Directions
Of all the lines in the material, how many include the word "JSON"? Reply with the number alone.

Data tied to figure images
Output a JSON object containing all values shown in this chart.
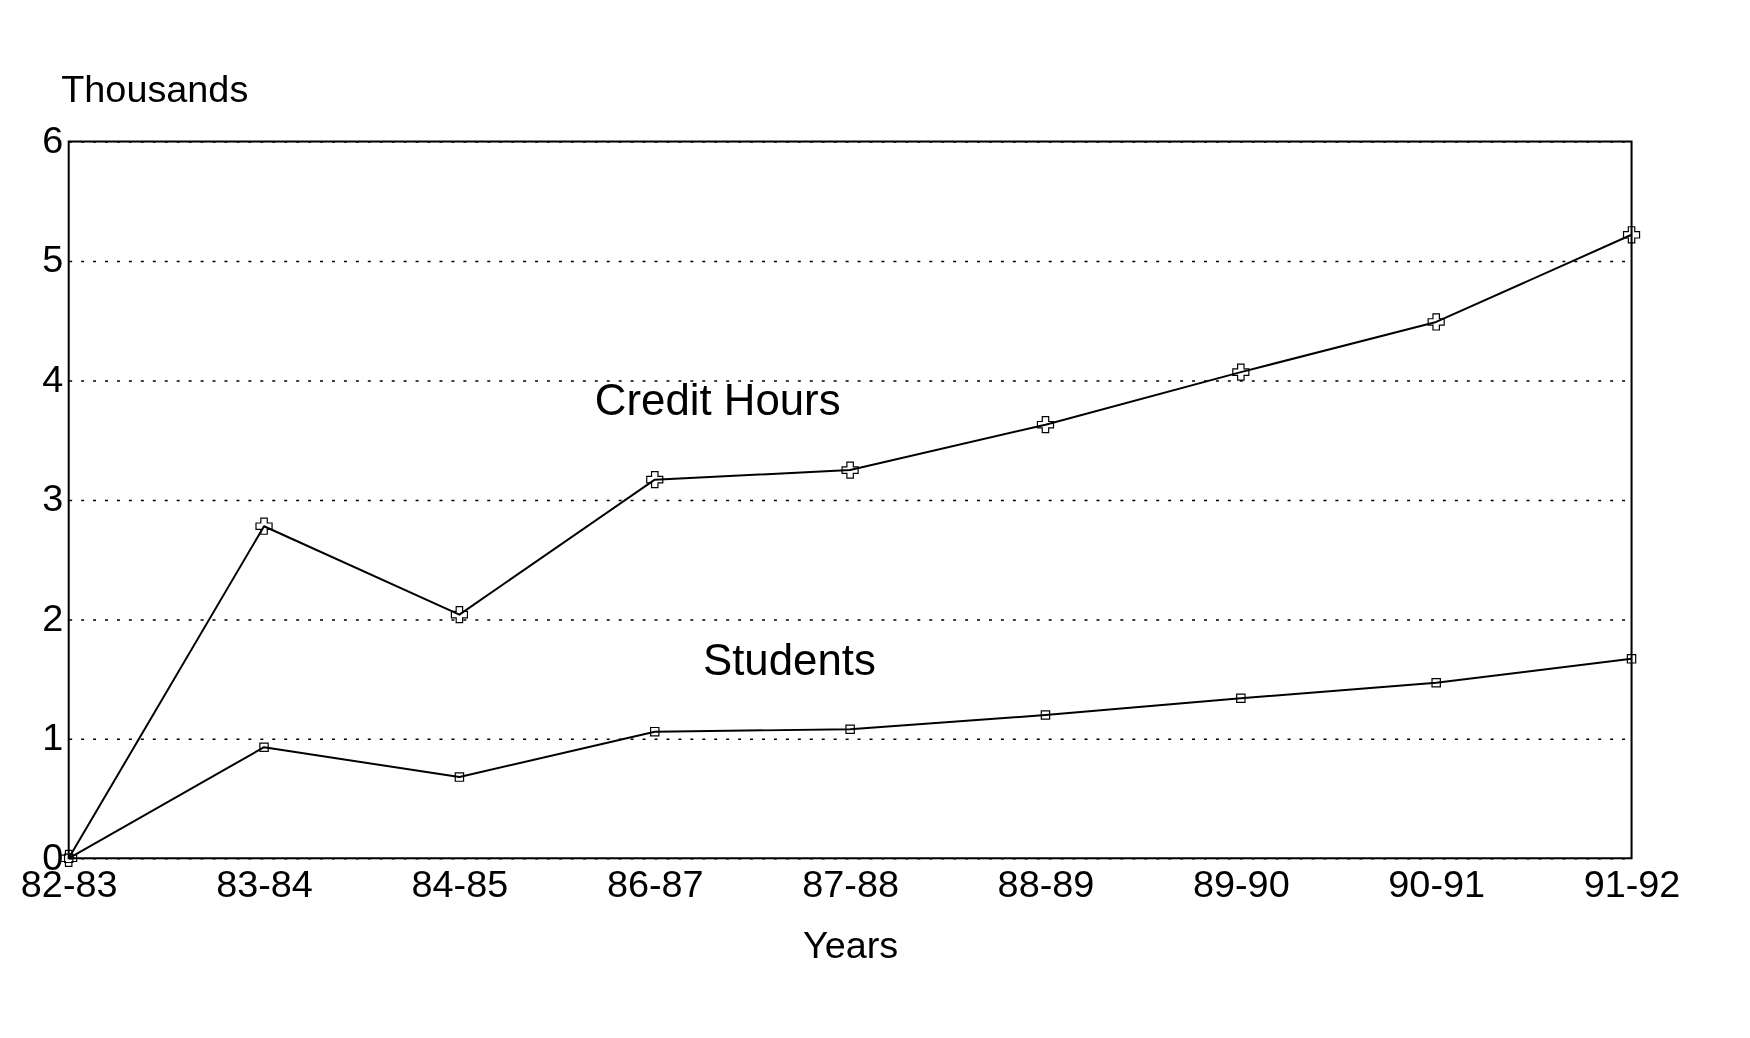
{
  "chart_data": {
    "type": "line",
    "xlabel": "Years",
    "ylabel": "Thousands",
    "categories": [
      "82-83",
      "83-84",
      "84-85",
      "86-87",
      "87-88",
      "88-89",
      "89-90",
      "90-91",
      "91-92"
    ],
    "series": [
      {
        "name": "Credit Hours",
        "color": "#000000",
        "marker": "cross",
        "values": [
          0,
          2.78,
          2.04,
          3.17,
          3.25,
          3.63,
          4.07,
          4.49,
          5.22
        ]
      },
      {
        "name": "Students",
        "color": "#000000",
        "marker": "square",
        "values": [
          0,
          0.93,
          0.68,
          1.06,
          1.08,
          1.2,
          1.34,
          1.47,
          1.67
        ]
      }
    ],
    "ylim": [
      0,
      6
    ],
    "yticks": [
      0,
      1,
      2,
      3,
      4,
      5,
      6
    ],
    "grid": "y",
    "line_style": "solid"
  }
}
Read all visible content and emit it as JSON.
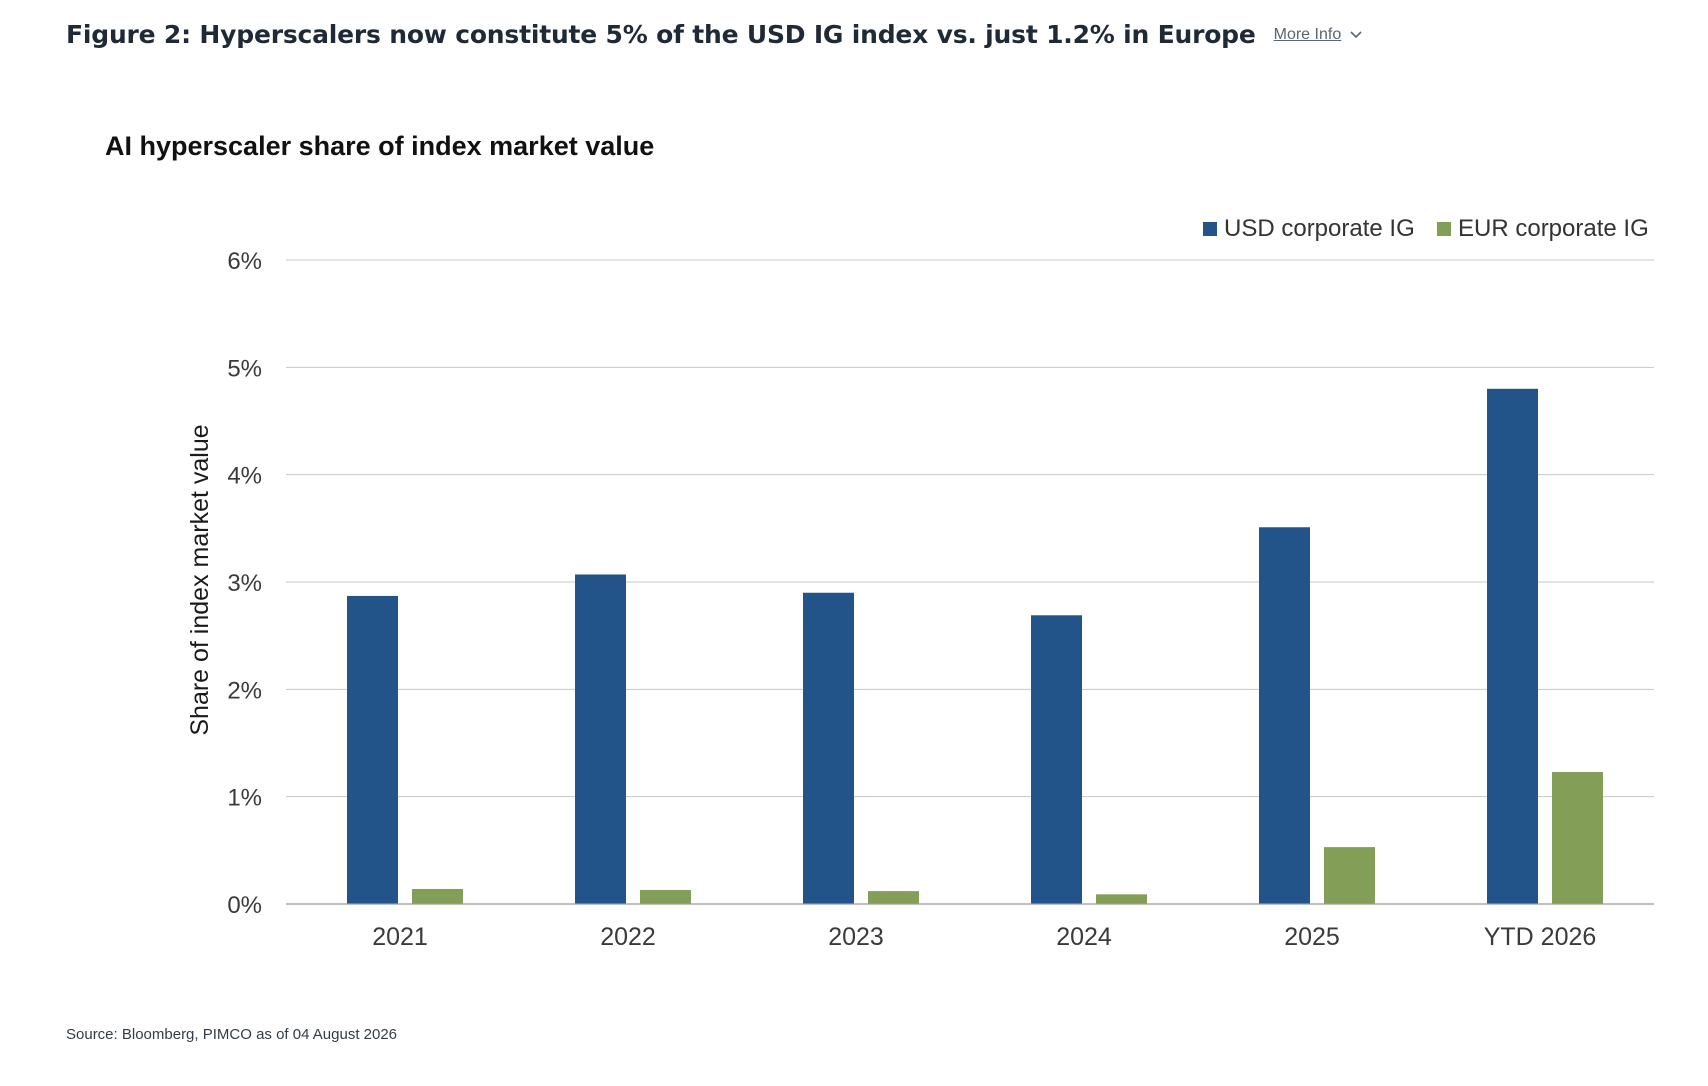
{
  "figure": {
    "title": "Figure 2: Hyperscalers now constitute 5% of the USD IG index vs. just 1.2% in Europe",
    "more_info_label": "More Info",
    "chevron_icon": "chevron-down-icon",
    "source": "Source: Bloomberg, PIMCO as of 04 August 2026"
  },
  "colors": {
    "usd": "#22548a",
    "eur": "#839e56",
    "grid": "#c8c8c8",
    "axis_text": "#3a3a3a"
  },
  "chart_data": {
    "type": "bar",
    "title": "AI hyperscaler share of index market value",
    "xlabel": "",
    "ylabel": "Share of index market value",
    "categories": [
      "2021",
      "2022",
      "2023",
      "2024",
      "2025",
      "YTD 2026"
    ],
    "series": [
      {
        "name": "USD corporate IG",
        "values": [
          2.87,
          3.07,
          2.9,
          2.69,
          3.51,
          4.8
        ]
      },
      {
        "name": "EUR corporate IG",
        "values": [
          0.14,
          0.13,
          0.12,
          0.09,
          0.53,
          1.23
        ]
      }
    ],
    "ylim": [
      0,
      6
    ],
    "yticks": [
      0,
      1,
      2,
      3,
      4,
      5,
      6
    ],
    "ytick_labels": [
      "0%",
      "1%",
      "2%",
      "3%",
      "4%",
      "5%",
      "6%"
    ],
    "grid": true,
    "legend_position": "top-right"
  }
}
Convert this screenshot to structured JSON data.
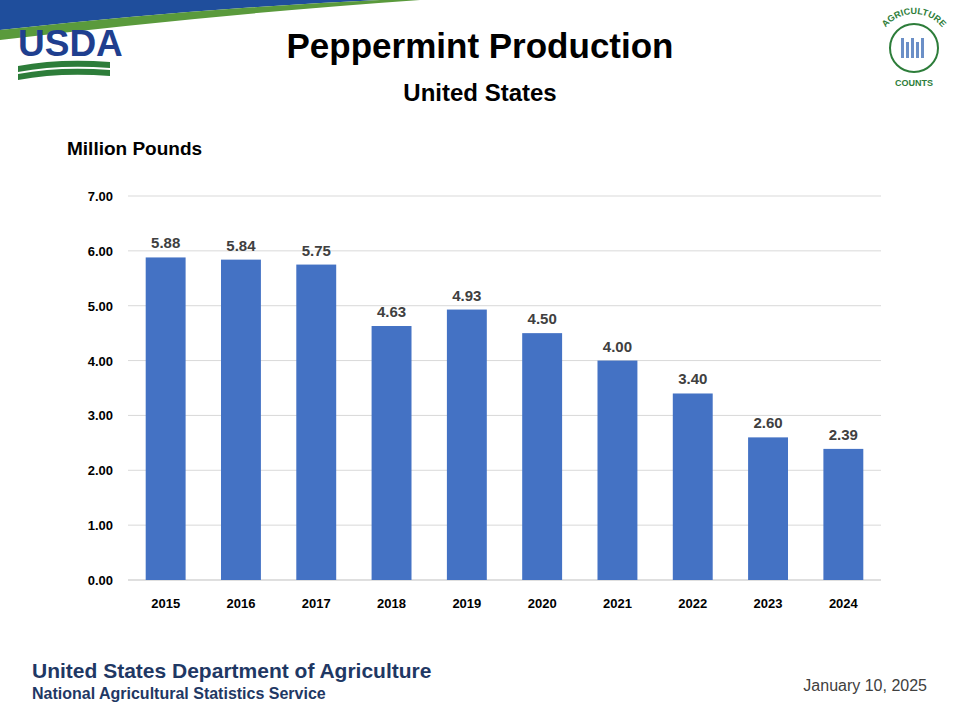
{
  "chart_data": {
    "type": "bar",
    "title": "Peppermint Production",
    "subtitle": "United States",
    "y_label": "Million Pounds",
    "categories": [
      "2015",
      "2016",
      "2017",
      "2018",
      "2019",
      "2020",
      "2021",
      "2022",
      "2023",
      "2024"
    ],
    "values": [
      5.88,
      5.84,
      5.75,
      4.63,
      4.93,
      4.5,
      4.0,
      3.4,
      2.6,
      2.39
    ],
    "value_labels": [
      "5.88",
      "5.84",
      "5.75",
      "4.63",
      "4.93",
      "4.50",
      "4.00",
      "3.40",
      "2.60",
      "2.39"
    ],
    "color": "#4472c4",
    "ylim": [
      0,
      7
    ],
    "yticks": [
      {
        "value": 0,
        "label": "0.00"
      },
      {
        "value": 1,
        "label": "1.00"
      },
      {
        "value": 2,
        "label": "2.00"
      },
      {
        "value": 3,
        "label": "3.00"
      },
      {
        "value": 4,
        "label": "4.00"
      },
      {
        "value": 5,
        "label": "5.00"
      },
      {
        "value": 6,
        "label": "6.00"
      },
      {
        "value": 7,
        "label": "7.00"
      }
    ],
    "grid": true,
    "data_labels": true
  },
  "logos": {
    "left": "USDA",
    "right": [
      "AGRICULTURE",
      "COUNTS"
    ]
  },
  "footer": {
    "organization": "United States Department of Agriculture",
    "agency": "National Agricultural Statistics Service",
    "date": "January 10, 2025"
  }
}
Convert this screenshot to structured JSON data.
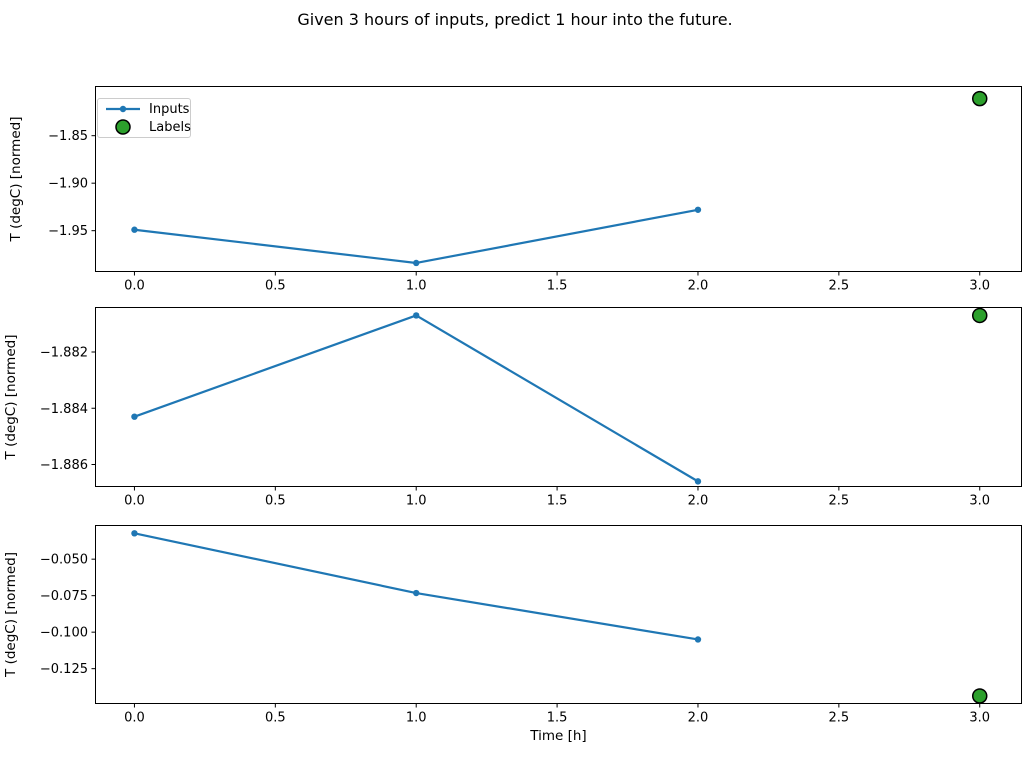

Written solution
4